◆ DATA FOR PROCESSING ◆
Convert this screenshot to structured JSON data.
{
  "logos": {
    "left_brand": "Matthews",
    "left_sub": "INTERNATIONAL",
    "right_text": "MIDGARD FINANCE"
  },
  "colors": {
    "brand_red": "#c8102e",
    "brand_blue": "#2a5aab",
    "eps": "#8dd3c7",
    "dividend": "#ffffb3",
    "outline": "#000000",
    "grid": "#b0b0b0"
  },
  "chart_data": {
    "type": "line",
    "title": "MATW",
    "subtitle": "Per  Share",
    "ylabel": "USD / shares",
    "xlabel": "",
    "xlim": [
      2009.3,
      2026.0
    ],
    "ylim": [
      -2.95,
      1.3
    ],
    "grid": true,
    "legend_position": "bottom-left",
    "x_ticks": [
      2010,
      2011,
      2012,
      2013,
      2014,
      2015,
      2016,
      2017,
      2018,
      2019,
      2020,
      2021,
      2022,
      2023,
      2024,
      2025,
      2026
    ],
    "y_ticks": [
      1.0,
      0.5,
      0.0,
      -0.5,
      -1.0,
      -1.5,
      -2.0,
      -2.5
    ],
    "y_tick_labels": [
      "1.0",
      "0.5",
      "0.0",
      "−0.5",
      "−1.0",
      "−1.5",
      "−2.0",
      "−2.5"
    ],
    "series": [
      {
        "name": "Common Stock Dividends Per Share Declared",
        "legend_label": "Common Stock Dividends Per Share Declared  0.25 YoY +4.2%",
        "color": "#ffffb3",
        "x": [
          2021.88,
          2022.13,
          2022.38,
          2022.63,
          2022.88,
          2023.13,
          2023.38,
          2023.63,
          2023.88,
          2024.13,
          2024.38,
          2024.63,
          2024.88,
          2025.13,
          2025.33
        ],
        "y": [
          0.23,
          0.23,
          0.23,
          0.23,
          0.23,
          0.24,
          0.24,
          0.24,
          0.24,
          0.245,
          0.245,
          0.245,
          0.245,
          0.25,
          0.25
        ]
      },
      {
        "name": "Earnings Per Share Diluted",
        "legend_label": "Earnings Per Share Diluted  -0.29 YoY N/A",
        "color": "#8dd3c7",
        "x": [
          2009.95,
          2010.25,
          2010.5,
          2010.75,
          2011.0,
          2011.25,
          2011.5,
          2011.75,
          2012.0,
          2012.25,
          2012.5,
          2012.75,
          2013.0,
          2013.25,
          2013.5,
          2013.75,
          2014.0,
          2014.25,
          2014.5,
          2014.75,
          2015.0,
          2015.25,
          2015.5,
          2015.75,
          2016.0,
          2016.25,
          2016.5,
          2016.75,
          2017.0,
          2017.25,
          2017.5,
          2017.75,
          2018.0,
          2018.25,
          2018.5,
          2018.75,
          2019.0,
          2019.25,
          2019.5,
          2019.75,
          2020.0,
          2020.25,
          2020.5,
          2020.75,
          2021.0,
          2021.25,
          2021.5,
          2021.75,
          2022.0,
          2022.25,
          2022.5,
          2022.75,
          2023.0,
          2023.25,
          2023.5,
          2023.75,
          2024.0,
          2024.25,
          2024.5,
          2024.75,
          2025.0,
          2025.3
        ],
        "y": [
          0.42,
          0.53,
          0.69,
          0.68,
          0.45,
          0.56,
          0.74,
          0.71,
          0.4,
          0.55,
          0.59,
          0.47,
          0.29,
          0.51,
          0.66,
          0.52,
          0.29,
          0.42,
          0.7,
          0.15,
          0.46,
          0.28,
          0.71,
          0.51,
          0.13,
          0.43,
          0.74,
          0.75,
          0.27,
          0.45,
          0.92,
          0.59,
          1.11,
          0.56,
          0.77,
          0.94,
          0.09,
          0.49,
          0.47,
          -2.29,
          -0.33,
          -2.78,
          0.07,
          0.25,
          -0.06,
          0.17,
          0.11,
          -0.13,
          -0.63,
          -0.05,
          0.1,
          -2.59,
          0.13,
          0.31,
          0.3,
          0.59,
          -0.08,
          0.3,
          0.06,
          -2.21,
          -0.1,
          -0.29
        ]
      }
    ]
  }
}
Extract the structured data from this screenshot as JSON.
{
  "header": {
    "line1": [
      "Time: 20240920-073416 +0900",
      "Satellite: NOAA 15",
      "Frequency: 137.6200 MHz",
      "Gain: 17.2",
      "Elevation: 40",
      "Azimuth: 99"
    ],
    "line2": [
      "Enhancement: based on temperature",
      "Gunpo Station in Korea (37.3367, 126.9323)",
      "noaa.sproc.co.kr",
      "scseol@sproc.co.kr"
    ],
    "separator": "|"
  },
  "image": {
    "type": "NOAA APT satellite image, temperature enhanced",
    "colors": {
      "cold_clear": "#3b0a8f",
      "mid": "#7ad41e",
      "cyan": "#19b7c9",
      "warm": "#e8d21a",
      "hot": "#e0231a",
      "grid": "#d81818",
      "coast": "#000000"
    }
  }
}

◆ EXERCISE INSTRUCTIONS ◆
Pick out each line containing the string "type" and copy it.

◆ FULL ANSWER ◆
    "type": "line",
    "type": "NOAA APT satellite image, temperature enhanced",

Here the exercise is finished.